PROBLEM REQUIREMENTS:
Leave out the images; return the rest of the data exactly.

⟨

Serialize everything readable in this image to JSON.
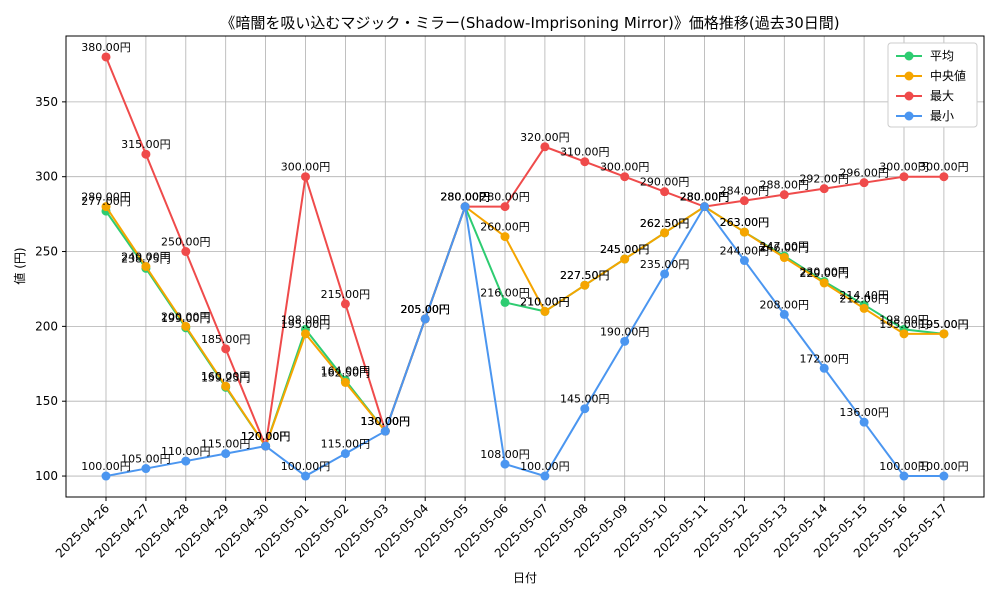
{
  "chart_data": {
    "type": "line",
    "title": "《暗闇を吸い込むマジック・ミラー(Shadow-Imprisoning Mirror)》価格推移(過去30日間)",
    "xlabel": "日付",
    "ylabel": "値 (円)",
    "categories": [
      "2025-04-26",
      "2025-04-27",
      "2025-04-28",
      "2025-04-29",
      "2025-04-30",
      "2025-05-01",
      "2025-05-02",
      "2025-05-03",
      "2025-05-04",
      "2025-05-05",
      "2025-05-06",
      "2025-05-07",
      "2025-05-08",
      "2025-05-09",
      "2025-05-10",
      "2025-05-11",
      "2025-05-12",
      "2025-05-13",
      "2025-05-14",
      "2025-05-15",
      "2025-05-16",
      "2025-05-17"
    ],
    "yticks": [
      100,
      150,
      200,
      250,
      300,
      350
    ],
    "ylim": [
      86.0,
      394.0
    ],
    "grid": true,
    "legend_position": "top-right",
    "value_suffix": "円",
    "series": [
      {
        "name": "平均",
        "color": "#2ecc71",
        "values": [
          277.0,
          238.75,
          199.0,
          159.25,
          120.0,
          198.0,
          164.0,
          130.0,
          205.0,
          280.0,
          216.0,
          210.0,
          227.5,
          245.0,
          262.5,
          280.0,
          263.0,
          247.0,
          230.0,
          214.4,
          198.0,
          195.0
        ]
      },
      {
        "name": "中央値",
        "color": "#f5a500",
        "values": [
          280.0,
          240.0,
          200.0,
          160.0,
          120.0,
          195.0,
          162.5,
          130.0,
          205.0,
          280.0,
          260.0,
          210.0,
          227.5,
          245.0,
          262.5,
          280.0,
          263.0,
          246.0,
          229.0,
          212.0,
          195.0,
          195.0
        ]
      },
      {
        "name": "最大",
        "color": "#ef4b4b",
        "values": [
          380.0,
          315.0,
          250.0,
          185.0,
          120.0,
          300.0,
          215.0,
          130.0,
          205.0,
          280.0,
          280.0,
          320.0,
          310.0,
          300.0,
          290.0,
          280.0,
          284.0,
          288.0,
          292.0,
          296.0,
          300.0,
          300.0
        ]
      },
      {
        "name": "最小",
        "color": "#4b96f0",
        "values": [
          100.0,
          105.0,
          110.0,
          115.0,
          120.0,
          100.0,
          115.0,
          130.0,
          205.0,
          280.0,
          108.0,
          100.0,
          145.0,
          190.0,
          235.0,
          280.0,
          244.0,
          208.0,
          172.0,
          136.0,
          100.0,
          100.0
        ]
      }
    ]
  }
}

⟩

THE OUTPUT:
Serialize everything readable in this image to JSON.
{
  "chart_data": {
    "type": "line",
    "title": "《暗闇を吸い込むマジック・ミラー(Shadow-Imprisoning Mirror)》価格推移(過去30日間)",
    "xlabel": "日付",
    "ylabel": "値 (円)",
    "categories": [
      "2025-04-26",
      "2025-04-27",
      "2025-04-28",
      "2025-04-29",
      "2025-04-30",
      "2025-05-01",
      "2025-05-02",
      "2025-05-03",
      "2025-05-04",
      "2025-05-05",
      "2025-05-06",
      "2025-05-07",
      "2025-05-08",
      "2025-05-09",
      "2025-05-10",
      "2025-05-11",
      "2025-05-12",
      "2025-05-13",
      "2025-05-14",
      "2025-05-15",
      "2025-05-16",
      "2025-05-17"
    ],
    "yticks": [
      100,
      150,
      200,
      250,
      300,
      350
    ],
    "ylim": [
      86.0,
      394.0
    ],
    "grid": true,
    "legend_position": "top-right",
    "value_suffix": "円",
    "series": [
      {
        "name": "平均",
        "color": "#2ecc71",
        "values": [
          277.0,
          238.75,
          199.0,
          159.25,
          120.0,
          198.0,
          164.0,
          130.0,
          205.0,
          280.0,
          216.0,
          210.0,
          227.5,
          245.0,
          262.5,
          280.0,
          263.0,
          247.0,
          230.0,
          214.4,
          198.0,
          195.0
        ]
      },
      {
        "name": "中央値",
        "color": "#f5a500",
        "values": [
          280.0,
          240.0,
          200.0,
          160.0,
          120.0,
          195.0,
          162.5,
          130.0,
          205.0,
          280.0,
          260.0,
          210.0,
          227.5,
          245.0,
          262.5,
          280.0,
          263.0,
          246.0,
          229.0,
          212.0,
          195.0,
          195.0
        ]
      },
      {
        "name": "最大",
        "color": "#ef4b4b",
        "values": [
          380.0,
          315.0,
          250.0,
          185.0,
          120.0,
          300.0,
          215.0,
          130.0,
          205.0,
          280.0,
          280.0,
          320.0,
          310.0,
          300.0,
          290.0,
          280.0,
          284.0,
          288.0,
          292.0,
          296.0,
          300.0,
          300.0
        ]
      },
      {
        "name": "最小",
        "color": "#4b96f0",
        "values": [
          100.0,
          105.0,
          110.0,
          115.0,
          120.0,
          100.0,
          115.0,
          130.0,
          205.0,
          280.0,
          108.0,
          100.0,
          145.0,
          190.0,
          235.0,
          280.0,
          244.0,
          208.0,
          172.0,
          136.0,
          100.0,
          100.0
        ]
      }
    ]
  }
}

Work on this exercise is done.